++++ Records provided

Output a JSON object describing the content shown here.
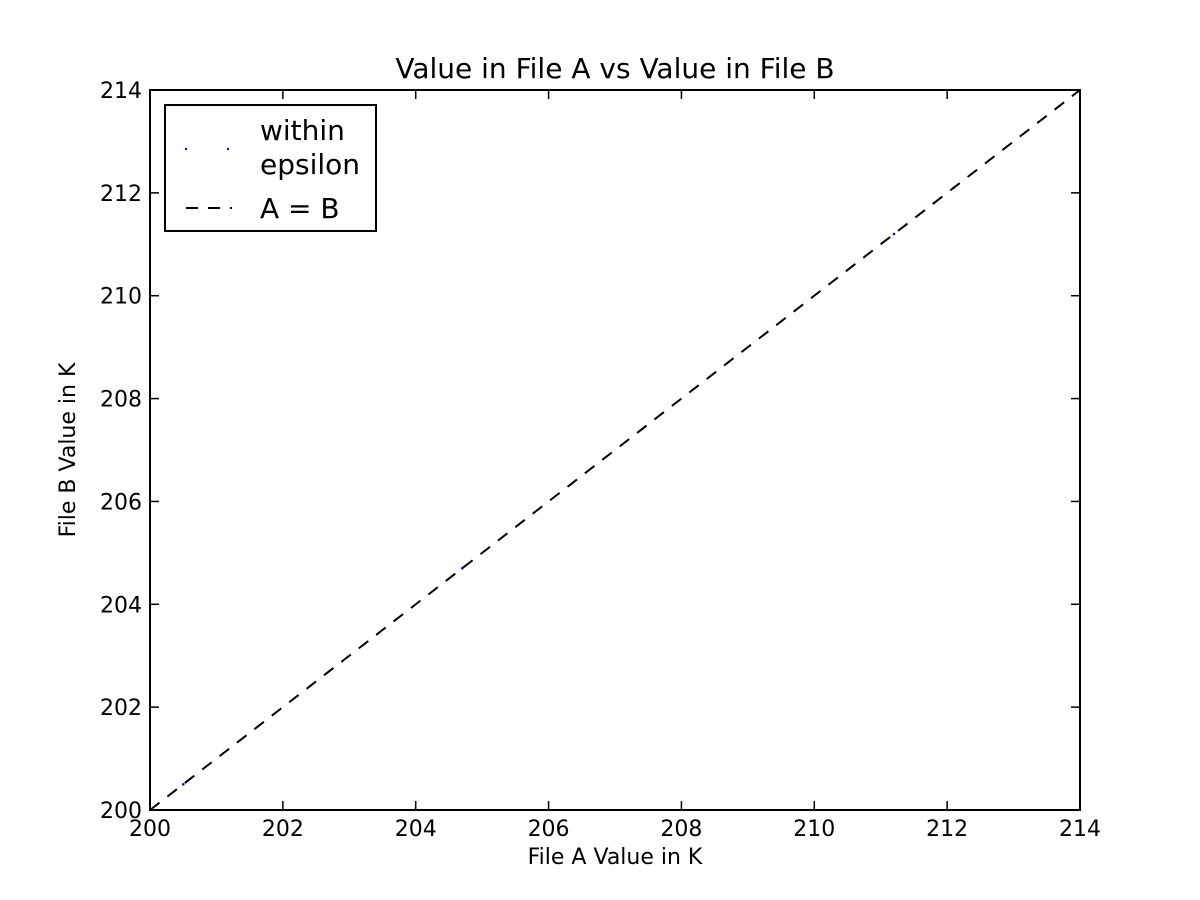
{
  "chart_data": {
    "type": "scatter",
    "title": "Value in File A vs Value in File B",
    "xlabel": "File A Value in K",
    "ylabel": "File B Value in K",
    "xlim": [
      200,
      214
    ],
    "ylim": [
      200,
      214
    ],
    "xticks": [
      200,
      202,
      204,
      206,
      208,
      210,
      212,
      214
    ],
    "yticks": [
      200,
      202,
      204,
      206,
      208,
      210,
      212,
      214
    ],
    "x_tick_labels": [
      "200",
      "202",
      "204",
      "206",
      "208",
      "210",
      "212",
      "214"
    ],
    "y_tick_labels": [
      "200",
      "202",
      "204",
      "206",
      "208",
      "210",
      "212",
      "214"
    ],
    "grid": false,
    "legend_position": "top-left",
    "series": [
      {
        "name": "within epsilon",
        "name_lines": [
          "within",
          "epsilon"
        ],
        "kind": "points",
        "color": "#0000ff",
        "x": [
          200.5,
          204.7,
          211.2,
          211.8,
          212.1
        ],
        "y": [
          200.5,
          204.7,
          211.2,
          211.8,
          212.1
        ]
      },
      {
        "name": "A = B",
        "kind": "dashed-line",
        "color": "#000000",
        "x": [
          200,
          214
        ],
        "y": [
          200,
          214
        ]
      }
    ]
  }
}
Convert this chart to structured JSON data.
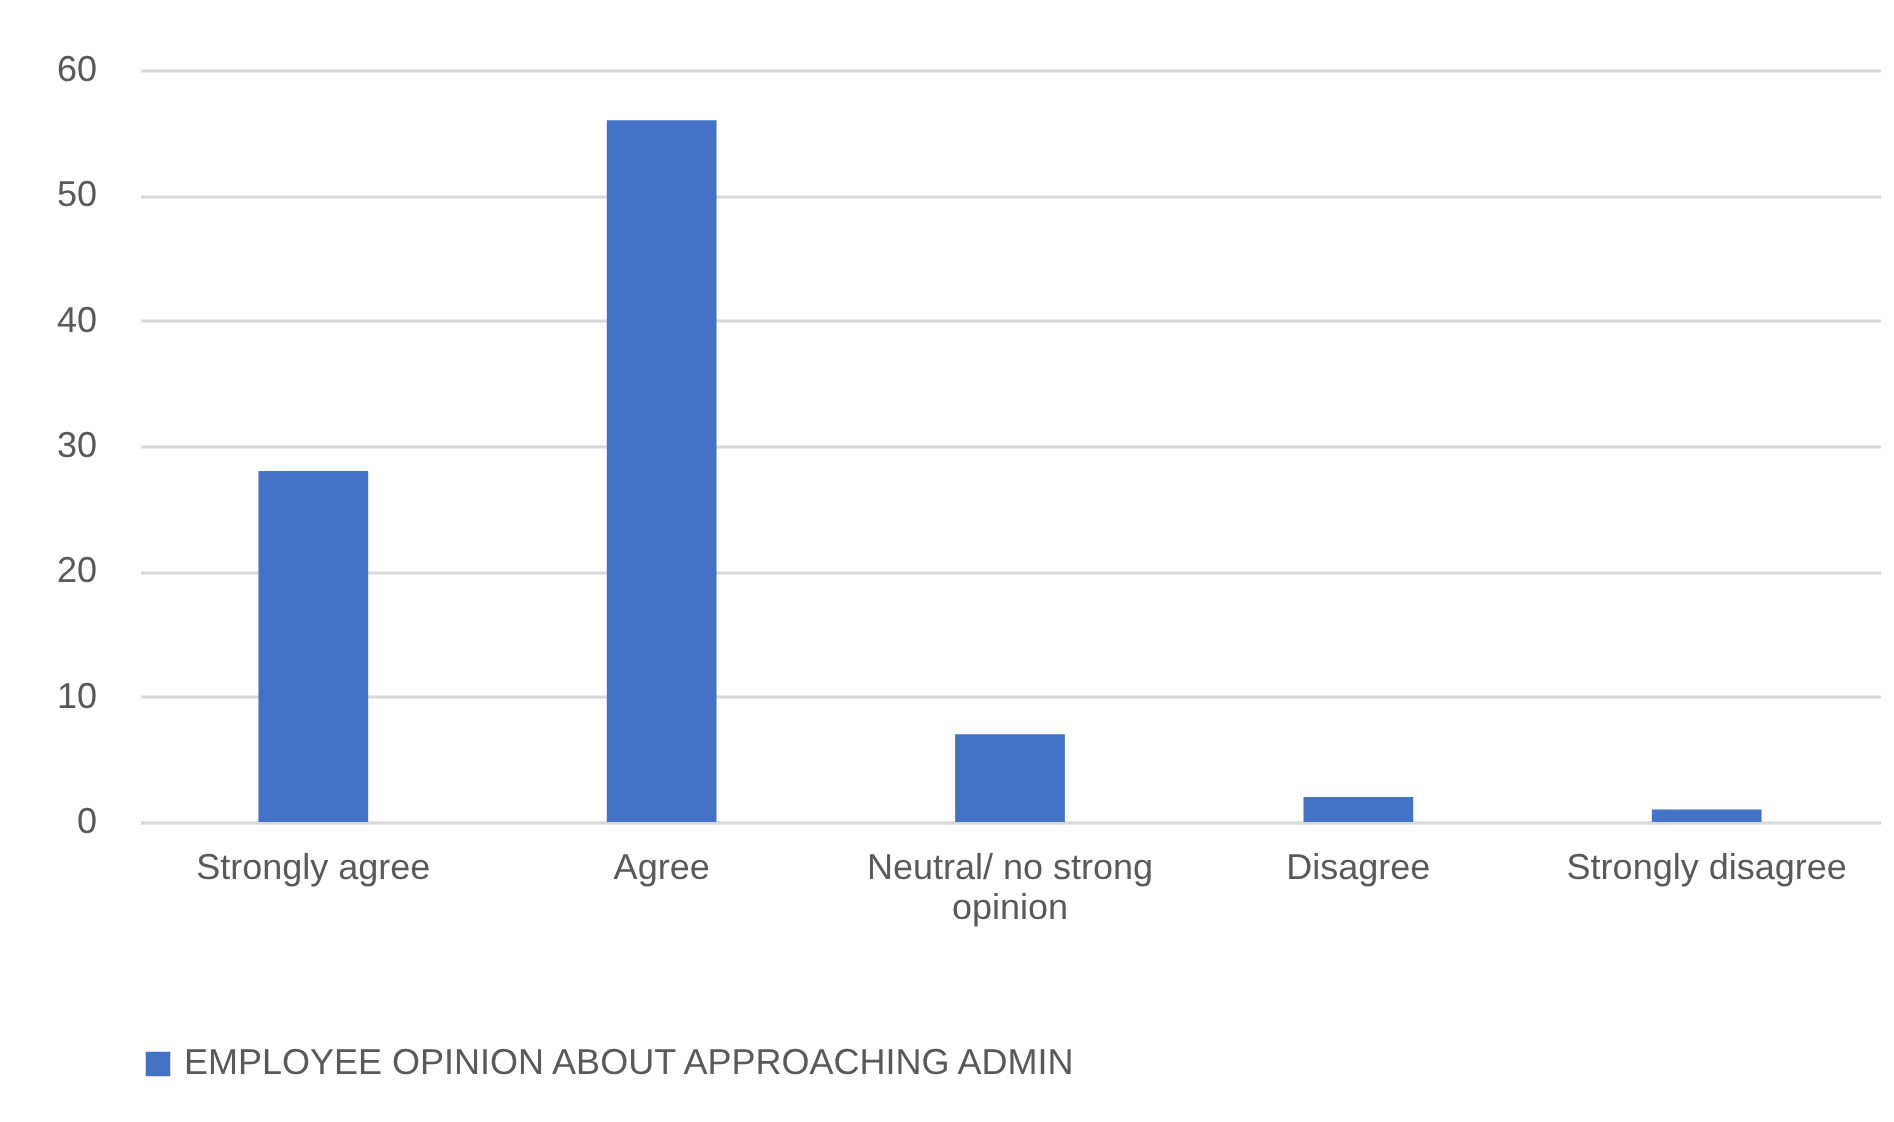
{
  "chart_data": {
    "type": "bar",
    "categories": [
      "Strongly agree",
      "Agree",
      "Neutral/ no strong opinion",
      "Disagree",
      "Strongly disagree"
    ],
    "series": [
      {
        "name": "EMPLOYEE OPINION ABOUT APPROACHING ADMIN",
        "color": "#4472c4",
        "values": [
          28,
          56,
          7,
          2,
          1
        ]
      }
    ],
    "ylim": [
      0,
      60
    ],
    "yticks": [
      0,
      10,
      20,
      30,
      40,
      50,
      60
    ],
    "grid": "y",
    "legend": "bottom"
  }
}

++++++++

**Task details**
All of the material above needs to be restated exactly, with no pictures.

**Written reply**
Output a JSON object describing the content shown here.
{
  "chart_data": {
    "type": "scatter",
    "title": "Value in File A vs Value in File B",
    "xlabel": "File A Value in K",
    "ylabel": "File B Value in K",
    "xlim": [
      200,
      214
    ],
    "ylim": [
      200,
      214
    ],
    "xticks": [
      200,
      202,
      204,
      206,
      208,
      210,
      212,
      214
    ],
    "yticks": [
      200,
      202,
      204,
      206,
      208,
      210,
      212,
      214
    ],
    "x_tick_labels": [
      "200",
      "202",
      "204",
      "206",
      "208",
      "210",
      "212",
      "214"
    ],
    "y_tick_labels": [
      "200",
      "202",
      "204",
      "206",
      "208",
      "210",
      "212",
      "214"
    ],
    "grid": false,
    "legend_position": "top-left",
    "series": [
      {
        "name": "within epsilon",
        "name_lines": [
          "within",
          "epsilon"
        ],
        "kind": "points",
        "color": "#0000ff",
        "x": [
          200.5,
          204.7,
          211.2,
          211.8,
          212.1
        ],
        "y": [
          200.5,
          204.7,
          211.2,
          211.8,
          212.1
        ]
      },
      {
        "name": "A = B",
        "kind": "dashed-line",
        "color": "#000000",
        "x": [
          200,
          214
        ],
        "y": [
          200,
          214
        ]
      }
    ]
  }
}
Convert this chart to structured JSON data.
{
  "chart_data": {
    "type": "bar",
    "categories": [
      "Strongly agree",
      "Agree",
      "Neutral/ no strong opinion",
      "Disagree",
      "Strongly disagree"
    ],
    "series": [
      {
        "name": "EMPLOYEE OPINION ABOUT APPROACHING ADMIN",
        "color": "#4472c4",
        "values": [
          28,
          56,
          7,
          2,
          1
        ]
      }
    ],
    "ylim": [
      0,
      60
    ],
    "yticks": [
      0,
      10,
      20,
      30,
      40,
      50,
      60
    ],
    "grid": "y",
    "legend": "bottom"
  }
}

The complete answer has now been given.